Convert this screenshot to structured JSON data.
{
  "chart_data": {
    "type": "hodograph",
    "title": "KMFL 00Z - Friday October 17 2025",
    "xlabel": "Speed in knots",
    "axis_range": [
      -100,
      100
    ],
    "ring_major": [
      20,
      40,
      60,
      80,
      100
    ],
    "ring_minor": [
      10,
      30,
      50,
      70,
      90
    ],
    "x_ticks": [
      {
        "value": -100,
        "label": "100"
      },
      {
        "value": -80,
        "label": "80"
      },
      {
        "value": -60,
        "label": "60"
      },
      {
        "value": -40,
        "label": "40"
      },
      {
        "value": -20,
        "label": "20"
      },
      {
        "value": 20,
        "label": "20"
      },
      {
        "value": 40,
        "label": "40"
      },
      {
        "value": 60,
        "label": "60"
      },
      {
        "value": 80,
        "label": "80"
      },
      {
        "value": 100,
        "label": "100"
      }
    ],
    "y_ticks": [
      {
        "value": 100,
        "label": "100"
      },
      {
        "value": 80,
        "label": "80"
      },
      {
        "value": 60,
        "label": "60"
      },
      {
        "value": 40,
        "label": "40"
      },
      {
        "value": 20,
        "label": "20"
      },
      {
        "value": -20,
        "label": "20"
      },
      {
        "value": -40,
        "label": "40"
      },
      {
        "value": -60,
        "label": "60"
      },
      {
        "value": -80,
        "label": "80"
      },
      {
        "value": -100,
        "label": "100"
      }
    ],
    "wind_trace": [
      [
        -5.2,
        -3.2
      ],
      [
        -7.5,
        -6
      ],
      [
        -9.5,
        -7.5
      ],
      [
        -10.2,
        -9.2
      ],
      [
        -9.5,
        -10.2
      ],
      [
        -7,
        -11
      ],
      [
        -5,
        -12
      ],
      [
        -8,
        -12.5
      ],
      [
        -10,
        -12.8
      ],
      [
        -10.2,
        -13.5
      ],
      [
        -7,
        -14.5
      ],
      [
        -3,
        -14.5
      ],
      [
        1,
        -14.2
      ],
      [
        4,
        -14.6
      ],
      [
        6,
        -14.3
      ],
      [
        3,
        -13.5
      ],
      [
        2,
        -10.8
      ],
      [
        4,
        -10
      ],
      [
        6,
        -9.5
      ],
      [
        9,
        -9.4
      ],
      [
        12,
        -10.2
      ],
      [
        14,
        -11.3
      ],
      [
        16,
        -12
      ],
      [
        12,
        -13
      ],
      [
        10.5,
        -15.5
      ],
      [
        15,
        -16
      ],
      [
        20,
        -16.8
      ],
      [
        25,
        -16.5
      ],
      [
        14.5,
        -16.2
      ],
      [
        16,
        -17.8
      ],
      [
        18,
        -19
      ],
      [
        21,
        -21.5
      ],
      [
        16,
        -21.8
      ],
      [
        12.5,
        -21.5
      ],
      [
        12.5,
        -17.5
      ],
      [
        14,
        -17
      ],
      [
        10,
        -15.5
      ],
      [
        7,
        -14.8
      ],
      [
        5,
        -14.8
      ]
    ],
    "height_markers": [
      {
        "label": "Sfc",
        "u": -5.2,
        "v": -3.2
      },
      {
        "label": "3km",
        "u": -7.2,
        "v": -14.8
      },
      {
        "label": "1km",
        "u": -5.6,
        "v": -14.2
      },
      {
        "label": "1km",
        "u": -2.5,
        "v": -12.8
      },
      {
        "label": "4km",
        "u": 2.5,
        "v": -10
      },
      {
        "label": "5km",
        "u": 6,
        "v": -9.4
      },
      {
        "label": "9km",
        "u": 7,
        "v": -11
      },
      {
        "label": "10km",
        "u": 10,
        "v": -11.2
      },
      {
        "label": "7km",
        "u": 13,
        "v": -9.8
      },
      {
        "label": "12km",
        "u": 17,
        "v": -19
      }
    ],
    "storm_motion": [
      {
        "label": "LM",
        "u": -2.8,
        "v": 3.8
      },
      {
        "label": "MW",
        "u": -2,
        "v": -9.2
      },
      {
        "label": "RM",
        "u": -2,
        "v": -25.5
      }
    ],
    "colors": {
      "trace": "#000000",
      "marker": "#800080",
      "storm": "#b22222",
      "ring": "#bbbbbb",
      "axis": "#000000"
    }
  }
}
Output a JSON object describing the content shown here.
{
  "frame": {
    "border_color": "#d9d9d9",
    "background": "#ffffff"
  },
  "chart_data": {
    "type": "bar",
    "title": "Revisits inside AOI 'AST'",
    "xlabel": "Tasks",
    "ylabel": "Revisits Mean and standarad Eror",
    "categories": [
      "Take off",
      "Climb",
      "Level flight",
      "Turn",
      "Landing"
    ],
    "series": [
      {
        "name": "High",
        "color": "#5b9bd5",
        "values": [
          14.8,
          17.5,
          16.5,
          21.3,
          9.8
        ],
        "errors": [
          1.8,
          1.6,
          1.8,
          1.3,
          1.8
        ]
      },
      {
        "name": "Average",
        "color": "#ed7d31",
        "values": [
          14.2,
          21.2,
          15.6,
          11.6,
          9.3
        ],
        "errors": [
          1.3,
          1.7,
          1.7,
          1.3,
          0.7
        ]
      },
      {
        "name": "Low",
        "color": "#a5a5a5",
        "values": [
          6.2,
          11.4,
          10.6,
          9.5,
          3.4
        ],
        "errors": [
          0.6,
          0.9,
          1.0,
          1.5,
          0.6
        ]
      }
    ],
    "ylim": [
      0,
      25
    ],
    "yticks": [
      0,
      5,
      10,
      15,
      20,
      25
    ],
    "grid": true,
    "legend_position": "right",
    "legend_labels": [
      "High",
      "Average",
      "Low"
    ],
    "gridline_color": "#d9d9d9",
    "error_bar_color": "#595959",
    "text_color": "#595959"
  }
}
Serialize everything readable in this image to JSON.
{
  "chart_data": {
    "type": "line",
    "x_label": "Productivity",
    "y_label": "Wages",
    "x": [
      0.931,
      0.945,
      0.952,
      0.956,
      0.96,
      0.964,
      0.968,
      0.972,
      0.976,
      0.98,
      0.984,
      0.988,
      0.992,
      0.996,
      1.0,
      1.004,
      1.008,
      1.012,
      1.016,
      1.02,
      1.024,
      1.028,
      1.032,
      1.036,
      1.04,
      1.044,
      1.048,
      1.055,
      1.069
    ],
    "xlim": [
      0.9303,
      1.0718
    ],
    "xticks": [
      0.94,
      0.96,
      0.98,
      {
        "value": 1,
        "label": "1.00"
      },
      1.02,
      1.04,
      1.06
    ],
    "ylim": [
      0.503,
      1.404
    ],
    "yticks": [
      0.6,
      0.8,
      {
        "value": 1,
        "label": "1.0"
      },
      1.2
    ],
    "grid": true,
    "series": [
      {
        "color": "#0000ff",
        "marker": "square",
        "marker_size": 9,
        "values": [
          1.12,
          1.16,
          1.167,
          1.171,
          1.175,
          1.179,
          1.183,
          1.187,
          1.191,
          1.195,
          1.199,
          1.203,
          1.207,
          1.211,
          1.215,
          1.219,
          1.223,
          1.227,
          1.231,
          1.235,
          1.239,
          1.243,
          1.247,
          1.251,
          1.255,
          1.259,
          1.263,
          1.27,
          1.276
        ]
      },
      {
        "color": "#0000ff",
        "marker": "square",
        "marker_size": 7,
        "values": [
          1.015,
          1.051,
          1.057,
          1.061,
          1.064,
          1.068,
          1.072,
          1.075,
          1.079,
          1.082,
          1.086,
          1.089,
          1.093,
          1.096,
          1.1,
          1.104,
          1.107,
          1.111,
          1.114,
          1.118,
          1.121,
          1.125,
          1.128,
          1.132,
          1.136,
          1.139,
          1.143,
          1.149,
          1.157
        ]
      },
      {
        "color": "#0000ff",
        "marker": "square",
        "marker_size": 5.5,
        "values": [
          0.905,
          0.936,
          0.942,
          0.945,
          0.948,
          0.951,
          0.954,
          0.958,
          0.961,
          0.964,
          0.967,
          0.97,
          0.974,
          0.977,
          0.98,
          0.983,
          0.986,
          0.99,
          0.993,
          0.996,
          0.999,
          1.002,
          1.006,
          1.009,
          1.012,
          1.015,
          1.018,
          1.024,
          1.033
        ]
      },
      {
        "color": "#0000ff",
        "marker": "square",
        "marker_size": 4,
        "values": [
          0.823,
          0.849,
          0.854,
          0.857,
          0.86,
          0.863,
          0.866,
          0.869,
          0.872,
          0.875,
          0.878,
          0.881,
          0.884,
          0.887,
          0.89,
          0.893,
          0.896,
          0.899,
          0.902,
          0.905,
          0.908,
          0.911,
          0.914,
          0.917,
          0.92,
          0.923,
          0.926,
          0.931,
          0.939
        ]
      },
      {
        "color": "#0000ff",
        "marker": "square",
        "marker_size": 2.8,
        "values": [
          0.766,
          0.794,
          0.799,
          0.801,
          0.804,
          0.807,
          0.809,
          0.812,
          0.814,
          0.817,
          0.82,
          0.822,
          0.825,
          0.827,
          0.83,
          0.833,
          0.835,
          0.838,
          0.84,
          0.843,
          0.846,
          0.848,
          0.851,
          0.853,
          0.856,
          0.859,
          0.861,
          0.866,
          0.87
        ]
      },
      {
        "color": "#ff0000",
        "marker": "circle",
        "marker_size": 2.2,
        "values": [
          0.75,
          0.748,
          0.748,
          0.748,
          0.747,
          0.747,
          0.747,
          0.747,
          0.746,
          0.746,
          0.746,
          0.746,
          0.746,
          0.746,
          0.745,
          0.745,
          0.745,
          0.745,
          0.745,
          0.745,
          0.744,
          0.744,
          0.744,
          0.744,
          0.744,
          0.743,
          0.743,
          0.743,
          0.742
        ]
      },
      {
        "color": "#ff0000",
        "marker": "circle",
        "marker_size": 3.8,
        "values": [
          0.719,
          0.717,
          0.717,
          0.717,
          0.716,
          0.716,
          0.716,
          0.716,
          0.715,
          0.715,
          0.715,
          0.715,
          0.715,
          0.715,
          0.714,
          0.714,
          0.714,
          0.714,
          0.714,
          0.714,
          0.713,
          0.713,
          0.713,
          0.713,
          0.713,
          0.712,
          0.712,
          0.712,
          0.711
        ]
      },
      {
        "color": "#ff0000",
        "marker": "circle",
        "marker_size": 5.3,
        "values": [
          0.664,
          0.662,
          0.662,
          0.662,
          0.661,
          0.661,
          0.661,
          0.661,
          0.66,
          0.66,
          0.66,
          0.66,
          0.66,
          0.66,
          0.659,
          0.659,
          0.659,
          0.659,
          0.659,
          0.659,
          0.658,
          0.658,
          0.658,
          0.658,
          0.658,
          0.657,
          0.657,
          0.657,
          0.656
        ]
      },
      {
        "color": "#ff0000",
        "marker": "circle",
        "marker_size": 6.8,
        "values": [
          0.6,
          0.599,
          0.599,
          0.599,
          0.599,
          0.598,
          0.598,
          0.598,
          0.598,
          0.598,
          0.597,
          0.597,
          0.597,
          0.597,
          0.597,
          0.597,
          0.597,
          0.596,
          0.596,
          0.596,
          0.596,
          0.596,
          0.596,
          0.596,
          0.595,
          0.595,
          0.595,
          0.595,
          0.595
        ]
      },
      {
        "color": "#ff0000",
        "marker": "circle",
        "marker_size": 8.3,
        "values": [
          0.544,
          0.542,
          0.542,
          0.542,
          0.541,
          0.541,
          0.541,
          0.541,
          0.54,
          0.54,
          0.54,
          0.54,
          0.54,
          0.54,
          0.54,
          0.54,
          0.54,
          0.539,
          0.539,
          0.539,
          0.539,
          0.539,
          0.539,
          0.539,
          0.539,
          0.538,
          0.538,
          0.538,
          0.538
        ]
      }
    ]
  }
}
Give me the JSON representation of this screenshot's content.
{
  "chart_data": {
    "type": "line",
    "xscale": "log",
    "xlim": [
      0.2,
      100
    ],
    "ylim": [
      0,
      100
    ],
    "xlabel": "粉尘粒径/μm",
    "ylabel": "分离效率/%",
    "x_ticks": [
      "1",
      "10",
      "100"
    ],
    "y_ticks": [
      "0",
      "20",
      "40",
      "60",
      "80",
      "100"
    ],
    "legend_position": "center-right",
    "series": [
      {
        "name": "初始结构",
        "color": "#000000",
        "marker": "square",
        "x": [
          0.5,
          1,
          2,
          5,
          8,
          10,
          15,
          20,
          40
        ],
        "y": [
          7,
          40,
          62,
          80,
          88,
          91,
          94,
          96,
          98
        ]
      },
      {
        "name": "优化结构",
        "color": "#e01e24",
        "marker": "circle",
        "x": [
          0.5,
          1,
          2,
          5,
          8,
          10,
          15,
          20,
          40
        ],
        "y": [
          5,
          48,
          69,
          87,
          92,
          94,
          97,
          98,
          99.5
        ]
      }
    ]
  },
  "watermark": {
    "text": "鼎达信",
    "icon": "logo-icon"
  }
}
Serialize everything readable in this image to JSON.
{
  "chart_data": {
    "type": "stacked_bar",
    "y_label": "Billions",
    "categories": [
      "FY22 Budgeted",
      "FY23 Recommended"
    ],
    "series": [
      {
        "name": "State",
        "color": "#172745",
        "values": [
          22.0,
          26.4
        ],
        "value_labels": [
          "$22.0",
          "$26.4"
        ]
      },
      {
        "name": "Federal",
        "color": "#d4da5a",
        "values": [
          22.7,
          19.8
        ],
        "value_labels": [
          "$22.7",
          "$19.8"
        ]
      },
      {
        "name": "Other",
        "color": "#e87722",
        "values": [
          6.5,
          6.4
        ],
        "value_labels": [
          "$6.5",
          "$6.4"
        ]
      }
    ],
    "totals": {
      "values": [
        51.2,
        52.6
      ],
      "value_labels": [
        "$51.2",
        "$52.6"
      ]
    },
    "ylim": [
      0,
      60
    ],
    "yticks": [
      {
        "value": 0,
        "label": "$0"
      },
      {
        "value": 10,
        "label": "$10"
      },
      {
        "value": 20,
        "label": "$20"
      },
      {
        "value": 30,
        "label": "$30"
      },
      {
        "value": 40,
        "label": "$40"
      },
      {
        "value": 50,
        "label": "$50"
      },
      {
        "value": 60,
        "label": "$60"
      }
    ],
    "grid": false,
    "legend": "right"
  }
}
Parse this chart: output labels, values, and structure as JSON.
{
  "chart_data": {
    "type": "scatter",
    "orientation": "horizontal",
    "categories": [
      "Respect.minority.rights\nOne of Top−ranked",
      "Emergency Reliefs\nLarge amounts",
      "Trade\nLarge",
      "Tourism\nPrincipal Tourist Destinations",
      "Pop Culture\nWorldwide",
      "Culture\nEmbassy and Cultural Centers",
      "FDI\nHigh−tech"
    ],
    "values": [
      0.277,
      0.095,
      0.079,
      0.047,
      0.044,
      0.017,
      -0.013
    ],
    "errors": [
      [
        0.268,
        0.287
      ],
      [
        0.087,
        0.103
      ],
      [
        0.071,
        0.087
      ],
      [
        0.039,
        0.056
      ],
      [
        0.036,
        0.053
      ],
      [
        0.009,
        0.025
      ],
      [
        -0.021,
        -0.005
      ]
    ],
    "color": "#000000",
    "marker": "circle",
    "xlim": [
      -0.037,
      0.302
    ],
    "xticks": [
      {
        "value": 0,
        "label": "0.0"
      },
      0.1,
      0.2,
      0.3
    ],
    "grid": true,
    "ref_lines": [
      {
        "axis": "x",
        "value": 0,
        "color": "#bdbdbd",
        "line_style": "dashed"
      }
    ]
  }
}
==================================================
WHAT YOU NEED TO DO
Identify every line above that includes the word "name", and show those lines.

RESPONSE TO THIS TASK
        "name": "High",
        "name": "Average",
        "name": "Low",
        "name": "初始结构",
        "name": "优化结构",
        "name": "State",
        "name": "Federal",
        "name": "Other",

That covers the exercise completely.